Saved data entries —
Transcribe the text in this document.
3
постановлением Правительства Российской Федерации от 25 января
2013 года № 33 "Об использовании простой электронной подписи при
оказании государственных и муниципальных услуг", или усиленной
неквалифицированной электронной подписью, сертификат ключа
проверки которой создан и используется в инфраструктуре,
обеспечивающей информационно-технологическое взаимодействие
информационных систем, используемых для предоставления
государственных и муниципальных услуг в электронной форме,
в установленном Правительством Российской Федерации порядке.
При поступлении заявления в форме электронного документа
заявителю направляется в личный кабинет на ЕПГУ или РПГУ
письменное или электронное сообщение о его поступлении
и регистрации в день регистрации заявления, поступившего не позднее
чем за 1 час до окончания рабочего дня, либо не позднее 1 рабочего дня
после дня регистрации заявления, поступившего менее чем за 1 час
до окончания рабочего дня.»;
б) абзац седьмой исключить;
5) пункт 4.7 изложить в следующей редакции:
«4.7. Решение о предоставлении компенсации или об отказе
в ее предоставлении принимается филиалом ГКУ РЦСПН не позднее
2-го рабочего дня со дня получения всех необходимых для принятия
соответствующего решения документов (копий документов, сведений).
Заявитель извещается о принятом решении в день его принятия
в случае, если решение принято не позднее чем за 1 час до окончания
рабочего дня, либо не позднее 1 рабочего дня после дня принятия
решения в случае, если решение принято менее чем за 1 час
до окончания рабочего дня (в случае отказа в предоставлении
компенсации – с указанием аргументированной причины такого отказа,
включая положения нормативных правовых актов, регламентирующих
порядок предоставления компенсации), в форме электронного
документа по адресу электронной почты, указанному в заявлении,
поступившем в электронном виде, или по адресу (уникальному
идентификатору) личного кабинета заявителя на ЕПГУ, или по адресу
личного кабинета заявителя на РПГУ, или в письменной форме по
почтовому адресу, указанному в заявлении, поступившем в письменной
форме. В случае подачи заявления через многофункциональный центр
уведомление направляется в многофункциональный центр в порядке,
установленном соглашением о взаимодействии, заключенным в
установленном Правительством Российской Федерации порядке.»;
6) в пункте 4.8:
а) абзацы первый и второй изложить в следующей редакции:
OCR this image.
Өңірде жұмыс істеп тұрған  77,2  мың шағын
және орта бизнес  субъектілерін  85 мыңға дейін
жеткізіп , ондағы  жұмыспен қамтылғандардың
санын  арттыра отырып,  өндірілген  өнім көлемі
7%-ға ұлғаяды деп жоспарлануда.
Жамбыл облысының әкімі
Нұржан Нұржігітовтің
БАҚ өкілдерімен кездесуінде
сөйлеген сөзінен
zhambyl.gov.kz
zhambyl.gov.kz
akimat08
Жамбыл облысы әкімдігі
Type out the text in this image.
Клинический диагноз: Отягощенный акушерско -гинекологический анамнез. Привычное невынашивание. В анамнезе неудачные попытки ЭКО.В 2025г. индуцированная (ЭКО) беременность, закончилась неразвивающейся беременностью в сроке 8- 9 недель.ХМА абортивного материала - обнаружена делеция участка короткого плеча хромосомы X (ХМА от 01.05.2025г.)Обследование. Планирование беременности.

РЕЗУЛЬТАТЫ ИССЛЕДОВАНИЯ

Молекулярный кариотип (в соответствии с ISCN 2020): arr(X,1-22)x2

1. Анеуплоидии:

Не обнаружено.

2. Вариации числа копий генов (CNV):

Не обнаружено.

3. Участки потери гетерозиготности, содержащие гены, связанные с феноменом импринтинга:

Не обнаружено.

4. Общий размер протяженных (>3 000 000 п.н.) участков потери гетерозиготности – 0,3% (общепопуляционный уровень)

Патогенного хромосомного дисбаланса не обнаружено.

WRITTEN REQUEST — Collect every line above that contains the word "день".

RESULT BELOW —
и регистрации в день регистрации заявления, поступившего не позднее
Заявитель извещается о принятом решении в день его принятия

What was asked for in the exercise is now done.